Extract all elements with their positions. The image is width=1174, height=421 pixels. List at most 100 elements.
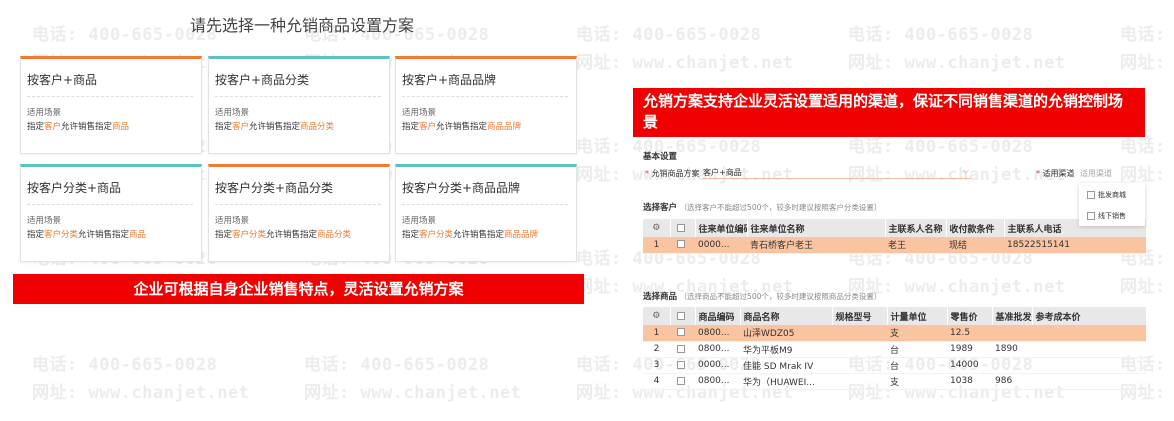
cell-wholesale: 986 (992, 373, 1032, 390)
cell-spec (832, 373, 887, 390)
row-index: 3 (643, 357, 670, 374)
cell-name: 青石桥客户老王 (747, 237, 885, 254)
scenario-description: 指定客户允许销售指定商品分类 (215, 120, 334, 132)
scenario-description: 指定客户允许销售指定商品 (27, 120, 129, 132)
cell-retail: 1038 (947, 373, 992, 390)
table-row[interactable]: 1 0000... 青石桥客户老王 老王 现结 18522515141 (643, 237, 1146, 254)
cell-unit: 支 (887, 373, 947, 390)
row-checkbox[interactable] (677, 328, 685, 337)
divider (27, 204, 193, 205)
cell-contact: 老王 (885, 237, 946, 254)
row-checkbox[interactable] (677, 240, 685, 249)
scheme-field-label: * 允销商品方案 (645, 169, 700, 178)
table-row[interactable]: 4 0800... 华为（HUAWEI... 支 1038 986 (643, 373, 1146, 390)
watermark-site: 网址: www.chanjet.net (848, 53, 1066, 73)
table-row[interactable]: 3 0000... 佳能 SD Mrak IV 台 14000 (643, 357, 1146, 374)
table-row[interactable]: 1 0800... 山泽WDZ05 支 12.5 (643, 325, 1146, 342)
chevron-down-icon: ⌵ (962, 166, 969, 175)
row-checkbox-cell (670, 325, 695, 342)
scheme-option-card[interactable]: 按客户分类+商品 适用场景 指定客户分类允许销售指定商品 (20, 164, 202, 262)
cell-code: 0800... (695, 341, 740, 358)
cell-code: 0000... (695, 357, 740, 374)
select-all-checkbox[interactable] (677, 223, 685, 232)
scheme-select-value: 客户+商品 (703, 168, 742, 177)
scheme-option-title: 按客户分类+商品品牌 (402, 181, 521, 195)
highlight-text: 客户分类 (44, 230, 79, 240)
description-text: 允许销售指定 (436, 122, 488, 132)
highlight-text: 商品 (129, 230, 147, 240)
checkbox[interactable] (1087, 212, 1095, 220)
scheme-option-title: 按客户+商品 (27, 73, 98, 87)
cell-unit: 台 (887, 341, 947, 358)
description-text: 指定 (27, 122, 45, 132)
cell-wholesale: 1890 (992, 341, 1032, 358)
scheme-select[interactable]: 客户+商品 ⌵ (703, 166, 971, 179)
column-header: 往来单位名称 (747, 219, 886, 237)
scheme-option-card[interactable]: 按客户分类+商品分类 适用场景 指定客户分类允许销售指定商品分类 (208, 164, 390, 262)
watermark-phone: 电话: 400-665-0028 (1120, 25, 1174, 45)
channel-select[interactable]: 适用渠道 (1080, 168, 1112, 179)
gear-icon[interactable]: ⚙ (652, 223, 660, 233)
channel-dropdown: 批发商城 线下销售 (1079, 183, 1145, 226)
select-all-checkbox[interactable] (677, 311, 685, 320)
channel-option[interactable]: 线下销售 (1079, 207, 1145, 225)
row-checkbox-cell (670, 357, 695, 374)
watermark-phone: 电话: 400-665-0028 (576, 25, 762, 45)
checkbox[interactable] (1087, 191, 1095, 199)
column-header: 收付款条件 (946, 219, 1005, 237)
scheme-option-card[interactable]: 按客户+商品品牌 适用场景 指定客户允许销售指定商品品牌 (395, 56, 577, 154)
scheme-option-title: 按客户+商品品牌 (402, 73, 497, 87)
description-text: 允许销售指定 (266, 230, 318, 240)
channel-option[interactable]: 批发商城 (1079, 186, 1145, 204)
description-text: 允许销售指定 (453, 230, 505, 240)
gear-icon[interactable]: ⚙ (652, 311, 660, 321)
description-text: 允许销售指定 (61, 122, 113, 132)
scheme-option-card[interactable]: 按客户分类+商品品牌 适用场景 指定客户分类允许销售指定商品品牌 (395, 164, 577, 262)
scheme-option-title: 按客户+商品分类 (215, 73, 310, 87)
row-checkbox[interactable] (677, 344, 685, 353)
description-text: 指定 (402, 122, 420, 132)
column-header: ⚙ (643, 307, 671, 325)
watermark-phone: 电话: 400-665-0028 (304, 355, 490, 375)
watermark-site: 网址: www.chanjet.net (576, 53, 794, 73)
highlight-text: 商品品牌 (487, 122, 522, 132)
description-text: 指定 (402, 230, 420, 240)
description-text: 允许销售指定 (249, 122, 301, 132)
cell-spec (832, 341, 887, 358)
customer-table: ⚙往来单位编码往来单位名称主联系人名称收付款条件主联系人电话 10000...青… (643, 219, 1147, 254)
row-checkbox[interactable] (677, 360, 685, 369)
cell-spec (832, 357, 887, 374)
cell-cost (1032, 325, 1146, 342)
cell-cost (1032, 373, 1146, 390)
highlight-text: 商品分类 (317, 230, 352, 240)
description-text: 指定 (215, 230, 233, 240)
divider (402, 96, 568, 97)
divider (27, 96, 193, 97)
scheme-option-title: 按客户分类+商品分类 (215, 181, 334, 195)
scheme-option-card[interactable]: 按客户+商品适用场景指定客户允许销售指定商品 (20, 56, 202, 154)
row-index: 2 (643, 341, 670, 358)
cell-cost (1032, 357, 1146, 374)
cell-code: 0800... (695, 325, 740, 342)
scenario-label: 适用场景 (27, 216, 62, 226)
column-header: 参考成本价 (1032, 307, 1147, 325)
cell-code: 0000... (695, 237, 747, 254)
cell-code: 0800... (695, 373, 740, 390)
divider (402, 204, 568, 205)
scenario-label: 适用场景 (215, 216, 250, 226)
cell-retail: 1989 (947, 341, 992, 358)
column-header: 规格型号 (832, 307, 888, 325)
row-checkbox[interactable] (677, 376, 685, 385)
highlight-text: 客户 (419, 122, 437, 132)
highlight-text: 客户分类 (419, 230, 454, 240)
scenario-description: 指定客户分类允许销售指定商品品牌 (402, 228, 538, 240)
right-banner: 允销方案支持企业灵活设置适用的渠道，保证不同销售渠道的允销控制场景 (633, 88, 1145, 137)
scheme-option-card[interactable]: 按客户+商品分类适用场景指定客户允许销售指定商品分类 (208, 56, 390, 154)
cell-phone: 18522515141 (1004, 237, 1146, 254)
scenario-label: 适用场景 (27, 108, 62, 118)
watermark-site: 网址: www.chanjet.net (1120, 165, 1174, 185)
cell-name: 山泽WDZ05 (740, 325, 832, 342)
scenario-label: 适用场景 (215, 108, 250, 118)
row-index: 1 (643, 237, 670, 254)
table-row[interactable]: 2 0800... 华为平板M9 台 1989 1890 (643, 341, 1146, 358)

Short exercise — Update the records above by changing every "table-row" to "grid-row" and keeping everything else the same. Leave the pictures out of your answer.

Final result —
Extract all elements with their positions. The image is width=1174, height=421 pixels. List at most 100 elements.
cell-wholesale: 986 (992, 373, 1032, 390)
cell-spec (832, 373, 887, 390)
row-index: 3 (643, 357, 670, 374)
cell-name: 青石桥客户老王 (747, 237, 885, 254)
scenario-description: 指定客户允许销售指定商品分类 (215, 120, 334, 132)
scenario-description: 指定客户允许销售指定商品 (27, 120, 129, 132)
cell-retail: 1038 (947, 373, 992, 390)
grid-row[interactable]: 1 0000... 青石桥客户老王 老王 现结 18522515141 (643, 237, 1146, 254)
cell-unit: 支 (887, 373, 947, 390)
row-checkbox[interactable] (677, 328, 685, 337)
divider (27, 204, 193, 205)
cell-contact: 老王 (885, 237, 946, 254)
row-checkbox[interactable] (677, 240, 685, 249)
scheme-field-label: * 允销商品方案 (645, 169, 700, 178)
grid-row[interactable]: 4 0800... 华为（HUAWEI... 支 1038 986 (643, 373, 1146, 390)
watermark-site: 网址: www.chanjet.net (848, 53, 1066, 73)
grid-row[interactable]: 3 0000... 佳能 SD Mrak IV 台 14000 (643, 357, 1146, 374)
grid-row[interactable]: 1 0800... 山泽WDZ05 支 12.5 (643, 325, 1146, 342)
chevron-down-icon: ⌵ (962, 166, 969, 175)
row-checkbox-cell (670, 325, 695, 342)
scheme-option-card[interactable]: 按客户分类+商品 适用场景 指定客户分类允许销售指定商品 (20, 164, 202, 262)
cell-code: 0800... (695, 341, 740, 358)
cell-code: 0000... (695, 357, 740, 374)
select-all-checkbox[interactable] (677, 223, 685, 232)
scheme-select-value: 客户+商品 (703, 168, 742, 177)
scheme-option-title: 按客户分类+商品品牌 (402, 181, 521, 195)
highlight-text: 客户分类 (44, 230, 79, 240)
description-text: 允许销售指定 (436, 122, 488, 132)
highlight-text: 商品 (129, 230, 147, 240)
checkbox[interactable] (1087, 212, 1095, 220)
scheme-option-title: 按客户+商品 (27, 73, 98, 87)
cell-unit: 台 (887, 341, 947, 358)
description-text: 指定 (27, 122, 45, 132)
cell-wholesale: 1890 (992, 341, 1032, 358)
scheme-select[interactable]: 客户+商品 ⌵ (703, 166, 971, 179)
column-header: 往来单位名称 (747, 219, 886, 237)
scheme-option-card[interactable]: 按客户分类+商品分类 适用场景 指定客户分类允许销售指定商品分类 (208, 164, 390, 262)
watermark-phone: 电话: 400-665-0028 (1120, 25, 1174, 45)
channel-select[interactable]: 适用渠道 (1080, 168, 1112, 179)
gear-icon[interactable]: ⚙ (652, 223, 660, 233)
channel-dropdown: 批发商城 线下销售 (1079, 183, 1145, 226)
select-all-checkbox[interactable] (677, 311, 685, 320)
channel-option[interactable]: 线下销售 (1079, 207, 1145, 225)
row-checkbox-cell (670, 357, 695, 374)
watermark-phone: 电话: 400-665-0028 (576, 25, 762, 45)
checkbox[interactable] (1087, 191, 1095, 199)
column-header: 收付款条件 (946, 219, 1005, 237)
scheme-option-card[interactable]: 按客户+商品品牌 适用场景 指定客户允许销售指定商品品牌 (395, 56, 577, 154)
scheme-option-title: 按客户+商品品牌 (402, 73, 497, 87)
description-text: 允许销售指定 (266, 230, 318, 240)
channel-option[interactable]: 批发商城 (1079, 186, 1145, 204)
description-text: 允许销售指定 (453, 230, 505, 240)
gear-icon[interactable]: ⚙ (652, 311, 660, 321)
description-text: 允许销售指定 (61, 122, 113, 132)
scheme-option-card[interactable]: 按客户分类+商品品牌 适用场景 指定客户分类允许销售指定商品品牌 (395, 164, 577, 262)
scheme-option-title: 按客户+商品分类 (215, 73, 310, 87)
row-checkbox[interactable] (677, 344, 685, 353)
description-text: 指定 (402, 122, 420, 132)
column-header: ⚙ (643, 307, 671, 325)
watermark-phone: 电话: 400-665-0028 (304, 355, 490, 375)
watermark-site: 网址: www.chanjet.net (576, 53, 794, 73)
highlight-text: 商品品牌 (487, 122, 522, 132)
description-text: 指定 (402, 230, 420, 240)
description-text: 允许销售指定 (249, 122, 301, 132)
cell-spec (832, 341, 887, 358)
customer-table: ⚙往来单位编码往来单位名称主联系人名称收付款条件主联系人电话 10000...青… (643, 219, 1147, 254)
row-checkbox[interactable] (677, 360, 685, 369)
cell-spec (832, 357, 887, 374)
cell-cost (1032, 325, 1146, 342)
cell-cost (1032, 373, 1146, 390)
highlight-text: 商品分类 (317, 230, 352, 240)
description-text: 指定 (215, 230, 233, 240)
divider (402, 96, 568, 97)
divider (27, 96, 193, 97)
scheme-option-title: 按客户分类+商品分类 (215, 181, 334, 195)
scheme-option-card[interactable]: 按客户+商品适用场景指定客户允许销售指定商品 (20, 56, 202, 154)
row-index: 2 (643, 341, 670, 358)
cell-cost (1032, 357, 1146, 374)
cell-code: 0800... (695, 325, 740, 342)
scenario-label: 适用场景 (27, 216, 62, 226)
column-header: 参考成本价 (1032, 307, 1147, 325)
cell-code: 0000... (695, 237, 747, 254)
cell-code: 0800... (695, 373, 740, 390)
divider (402, 204, 568, 205)
scenario-label: 适用场景 (215, 216, 250, 226)
cell-retail: 1989 (947, 341, 992, 358)
column-header: 规格型号 (832, 307, 888, 325)
row-checkbox[interactable] (677, 376, 685, 385)
highlight-text: 客户 (419, 122, 437, 132)
highlight-text: 客户分类 (419, 230, 454, 240)
scenario-description: 指定客户分类允许销售指定商品品牌 (402, 228, 538, 240)
right-banner: 允销方案支持企业灵活设置适用的渠道，保证不同销售渠道的允销控制场景 (633, 88, 1145, 137)
scheme-option-card[interactable]: 按客户+商品分类适用场景指定客户允许销售指定商品分类 (208, 56, 390, 154)
cell-phone: 18522515141 (1004, 237, 1146, 254)
scenario-label: 适用场景 (27, 108, 62, 118)
watermark-site: 网址: www.chanjet.net (1120, 165, 1174, 185)
cell-name: 山泽WDZ05 (740, 325, 832, 342)
scenario-label: 适用场景 (215, 108, 250, 118)
row-index: 1 (643, 237, 670, 254)
grid-row[interactable]: 2 0800... 华为平板M9 台 1989 1890 (643, 341, 1146, 358)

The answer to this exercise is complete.